The request —
Each line that holds the word "temp" is to be identified and copied.

— BEGIN —

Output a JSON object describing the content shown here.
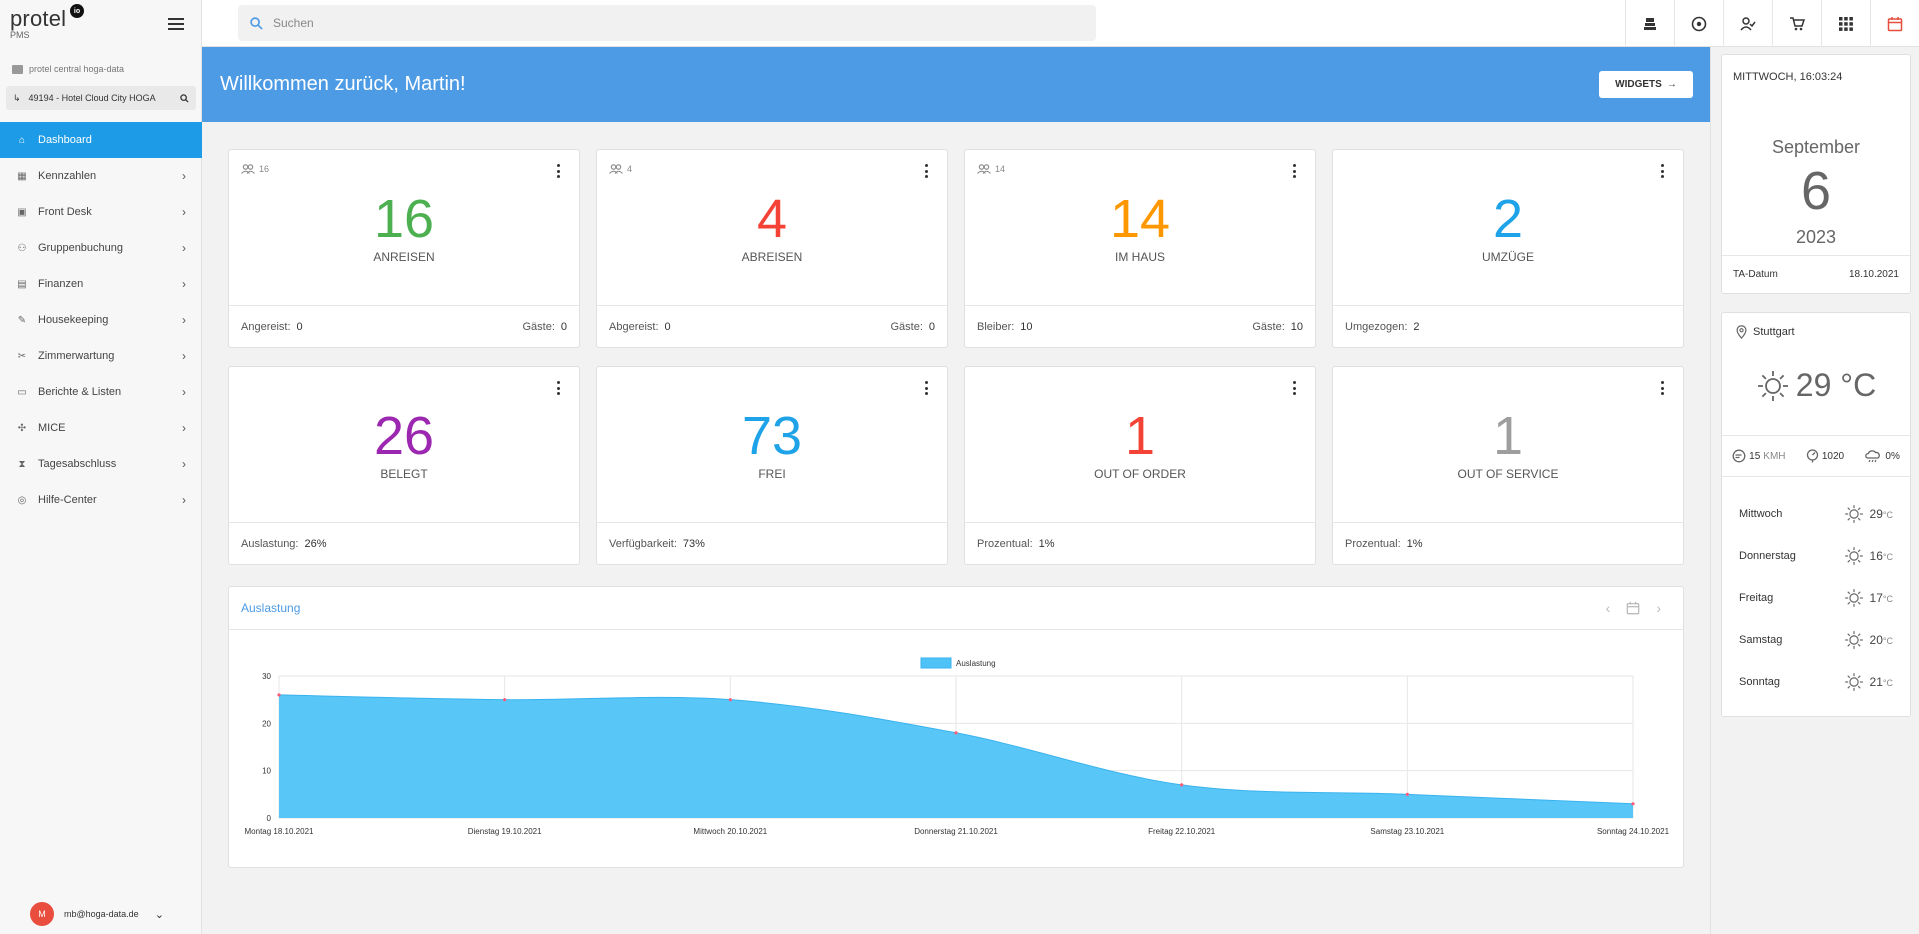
{
  "app": {
    "logo_text": "protel",
    "logo_badge": "io",
    "logo_sub": "PMS",
    "org": "protel central hoga-data",
    "hotel": "49194 - Hotel Cloud City HOGA"
  },
  "nav": [
    {
      "label": "Dashboard",
      "icon": "home-icon",
      "active": true
    },
    {
      "label": "Kennzahlen",
      "icon": "dashboard-icon"
    },
    {
      "label": "Front Desk",
      "icon": "desk-icon"
    },
    {
      "label": "Gruppenbuchung",
      "icon": "group-icon"
    },
    {
      "label": "Finanzen",
      "icon": "finance-icon"
    },
    {
      "label": "Housekeeping",
      "icon": "brush-icon"
    },
    {
      "label": "Zimmerwartung",
      "icon": "wrench-icon"
    },
    {
      "label": "Berichte & Listen",
      "icon": "report-icon"
    },
    {
      "label": "MICE",
      "icon": "mice-icon"
    },
    {
      "label": "Tagesabschluss",
      "icon": "hourglass-icon"
    },
    {
      "label": "Hilfe-Center",
      "icon": "help-icon"
    }
  ],
  "user": {
    "initial": "M",
    "email": "mb@hoga-data.de"
  },
  "search": {
    "placeholder": "Suchen"
  },
  "top_icons": [
    "bell-desk-icon",
    "target-icon",
    "person-check-icon",
    "cart-icon",
    "apps-grid-icon",
    "calendar-icon"
  ],
  "banner": {
    "title": "Willkommen zurück, Martin!",
    "widgets_label": "WIDGETS"
  },
  "cards": [
    {
      "top": "16",
      "num": "16",
      "label": "ANREISEN",
      "color": "#4caf50",
      "f_left_label": "Angereist:",
      "f_left_val": "0",
      "f_right_label": "Gäste:",
      "f_right_val": "0",
      "people": true
    },
    {
      "top": "4",
      "num": "4",
      "label": "ABREISEN",
      "color": "#f44336",
      "f_left_label": "Abgereist:",
      "f_left_val": "0",
      "f_right_label": "Gäste:",
      "f_right_val": "0",
      "people": true
    },
    {
      "top": "14",
      "num": "14",
      "label": "IM HAUS",
      "color": "#ff9800",
      "f_left_label": "Bleiber:",
      "f_left_val": "10",
      "f_right_label": "Gäste:",
      "f_right_val": "10",
      "people": true
    },
    {
      "top": "",
      "num": "2",
      "label": "UMZÜGE",
      "color": "#1ea3e8",
      "f_left_label": "Umgezogen:",
      "f_left_val": "2",
      "f_right_label": "",
      "f_right_val": "",
      "people": false
    },
    {
      "top": "",
      "num": "26",
      "label": "BELEGT",
      "color": "#9c27b0",
      "f_left_label": "Auslastung:",
      "f_left_val": "26%",
      "f_right_label": "",
      "f_right_val": "",
      "people": false
    },
    {
      "top": "",
      "num": "73",
      "label": "FREI",
      "color": "#1ea3e8",
      "f_left_label": "Verfügbarkeit:",
      "f_left_val": "73%",
      "f_right_label": "",
      "f_right_val": "",
      "people": false
    },
    {
      "top": "",
      "num": "1",
      "label": "OUT OF ORDER",
      "color": "#f44336",
      "f_left_label": "Prozentual:",
      "f_left_val": "1%",
      "f_right_label": "",
      "f_right_val": "",
      "people": false
    },
    {
      "top": "",
      "num": "1",
      "label": "OUT OF SERVICE",
      "color": "#9e9e9e",
      "f_left_label": "Prozentual:",
      "f_left_val": "1%",
      "f_right_label": "",
      "f_right_val": "",
      "people": false
    }
  ],
  "chart_panel": {
    "title": "Auslastung"
  },
  "chart_data": {
    "type": "area",
    "title": "",
    "x": [
      "Montag 18.10.2021",
      "Dienstag 19.10.2021",
      "Mittwoch 20.10.2021",
      "Donnerstag 21.10.2021",
      "Freitag 22.10.2021",
      "Samstag 23.10.2021",
      "Sonntag 24.10.2021"
    ],
    "series": [
      {
        "name": "Auslastung",
        "values": [
          26,
          25,
          25,
          18,
          7,
          5,
          3
        ],
        "color": "#4fc3f7"
      }
    ],
    "ylim": [
      0,
      30
    ],
    "yticks": [
      0,
      10,
      20,
      30
    ],
    "grid": true,
    "legend": "top"
  },
  "date_card": {
    "time": "MITTWOCH, 16:03:24",
    "month": "September",
    "day": "6",
    "year": "2023",
    "ta_label": "TA-Datum",
    "ta_value": "18.10.2021"
  },
  "weather": {
    "city": "Stuttgart",
    "temp": "29 °C",
    "wind": "15",
    "wind_unit": "KMH",
    "pressure": "1020",
    "rain": "0%",
    "days": [
      {
        "name": "Mittwoch",
        "temp": "29",
        "unit": "°C"
      },
      {
        "name": "Donnerstag",
        "temp": "16",
        "unit": "°C"
      },
      {
        "name": "Freitag",
        "temp": "17",
        "unit": "°C"
      },
      {
        "name": "Samstag",
        "temp": "20",
        "unit": "°C"
      },
      {
        "name": "Sonntag",
        "temp": "21",
        "unit": "°C"
      }
    ]
  }
}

— END —

Output below —
    "temp": "29 °C",
        "temp": "29",
        "temp": "16",
        "temp": "17",
        "temp": "20",
        "temp": "21",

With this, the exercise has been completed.